- **Material shown**:
<<<<

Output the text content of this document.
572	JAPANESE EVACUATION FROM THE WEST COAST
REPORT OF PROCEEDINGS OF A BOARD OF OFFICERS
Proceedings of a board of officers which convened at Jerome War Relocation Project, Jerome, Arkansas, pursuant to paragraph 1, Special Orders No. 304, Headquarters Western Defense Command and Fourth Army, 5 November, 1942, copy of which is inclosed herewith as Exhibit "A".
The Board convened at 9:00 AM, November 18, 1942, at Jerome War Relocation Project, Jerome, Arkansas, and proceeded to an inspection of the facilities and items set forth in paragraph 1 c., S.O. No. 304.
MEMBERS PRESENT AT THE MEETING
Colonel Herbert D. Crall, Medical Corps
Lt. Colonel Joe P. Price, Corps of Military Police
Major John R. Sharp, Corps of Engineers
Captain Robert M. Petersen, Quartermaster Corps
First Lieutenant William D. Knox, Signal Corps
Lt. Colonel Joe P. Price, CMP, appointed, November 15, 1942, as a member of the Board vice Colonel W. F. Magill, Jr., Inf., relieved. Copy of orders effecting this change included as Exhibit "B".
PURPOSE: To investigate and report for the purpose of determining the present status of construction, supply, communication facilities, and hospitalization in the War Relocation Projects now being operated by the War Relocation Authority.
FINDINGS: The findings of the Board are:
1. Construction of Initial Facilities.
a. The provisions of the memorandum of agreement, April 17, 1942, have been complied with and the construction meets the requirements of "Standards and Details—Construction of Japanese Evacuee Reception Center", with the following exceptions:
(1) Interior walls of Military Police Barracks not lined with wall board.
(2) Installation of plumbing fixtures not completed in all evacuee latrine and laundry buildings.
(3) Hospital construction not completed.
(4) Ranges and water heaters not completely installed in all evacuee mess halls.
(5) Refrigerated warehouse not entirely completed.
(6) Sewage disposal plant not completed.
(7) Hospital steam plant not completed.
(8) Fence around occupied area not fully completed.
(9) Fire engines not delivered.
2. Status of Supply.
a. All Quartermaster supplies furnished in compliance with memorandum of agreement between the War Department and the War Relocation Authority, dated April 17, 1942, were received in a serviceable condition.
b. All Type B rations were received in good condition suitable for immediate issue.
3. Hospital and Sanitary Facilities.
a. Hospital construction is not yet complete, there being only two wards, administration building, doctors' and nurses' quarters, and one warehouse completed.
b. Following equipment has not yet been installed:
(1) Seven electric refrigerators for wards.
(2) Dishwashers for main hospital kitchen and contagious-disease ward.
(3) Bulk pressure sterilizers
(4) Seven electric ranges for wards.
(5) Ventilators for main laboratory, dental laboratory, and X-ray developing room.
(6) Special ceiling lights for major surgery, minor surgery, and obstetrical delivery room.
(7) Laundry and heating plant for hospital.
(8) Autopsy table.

>>>>

- **Work required**:
Reproduce the records word for word.

- **Exercise solution**:
Output the text content of this document.
572	JAPANESE EVACUATION FROM THE WEST COAST
REPORT OF PROCEEDINGS OF A BOARD OF OFFICERS
Proceedings of a board of officers which convened at Jerome War Relocation Project, Jerome, Arkansas, pursuant to paragraph 1, Special Orders No. 304, Headquarters Western Defense Command and Fourth Army, 5 November, 1942, copy of which is inclosed herewith as Exhibit "A".
The Board convened at 9:00 AM, November 18, 1942, at Jerome War Relocation Project, Jerome, Arkansas, and proceeded to an inspection of the facilities and items set forth in paragraph 1 c., S.O. No. 304.
MEMBERS PRESENT AT THE MEETING
Colonel Herbert D. Crall, Medical Corps
Lt. Colonel Joe P. Price, Corps of Military Police
Major John R. Sharp, Corps of Engineers
Captain Robert M. Petersen, Quartermaster Corps
First Lieutenant William D. Knox, Signal Corps
Lt. Colonel Joe P. Price, CMP, appointed, November 15, 1942, as a member of the Board vice Colonel W. F. Magill, Jr., Inf., relieved. Copy of orders effecting this change included as Exhibit "B".
PURPOSE: To investigate and report for the purpose of determining the present status of construction, supply, communication facilities, and hospitalization in the War Relocation Projects now being operated by the War Relocation Authority.
FINDINGS: The findings of the Board are:
1. Construction of Initial Facilities.
a. The provisions of the memorandum of agreement, April 17, 1942, have been complied with and the construction meets the requirements of "Standards and Details—Construction of Japanese Evacuee Reception Center", with the following exceptions:
(1) Interior walls of Military Police Barracks not lined with wall board.
(2) Installation of plumbing fixtures not completed in all evacuee latrine and laundry buildings.
(3) Hospital construction not completed.
(4) Ranges and water heaters not completely installed in all evacuee mess halls.
(5) Refrigerated warehouse not entirely completed.
(6) Sewage disposal plant not completed.
(7) Hospital steam plant not completed.
(8) Fence around occupied area not fully completed.
(9) Fire engines not delivered.
2. Status of Supply.
a. All Quartermaster supplies furnished in compliance with memorandum of agreement between the War Department and the War Relocation Authority, dated April 17, 1942, were received in a serviceable condition.
b. All Type B rations were received in good condition suitable for immediate issue.
3. Hospital and Sanitary Facilities.
a. Hospital construction is not yet complete, there being only two wards, administration building, doctors' and nurses' quarters, and one warehouse completed.
b. Following equipment has not yet been installed:
(1) Seven electric refrigerators for wards.
(2) Dishwashers for main hospital kitchen and contagious-disease ward.
(3) Bulk pressure sterilizers
(4) Seven electric ranges for wards.
(5) Ventilators for main laboratory, dental laboratory, and X-ray developing room.
(6) Special ceiling lights for major surgery, minor surgery, and obstetrical delivery room.
(7) Laundry and heating plant for hospital.
(8) Autopsy table.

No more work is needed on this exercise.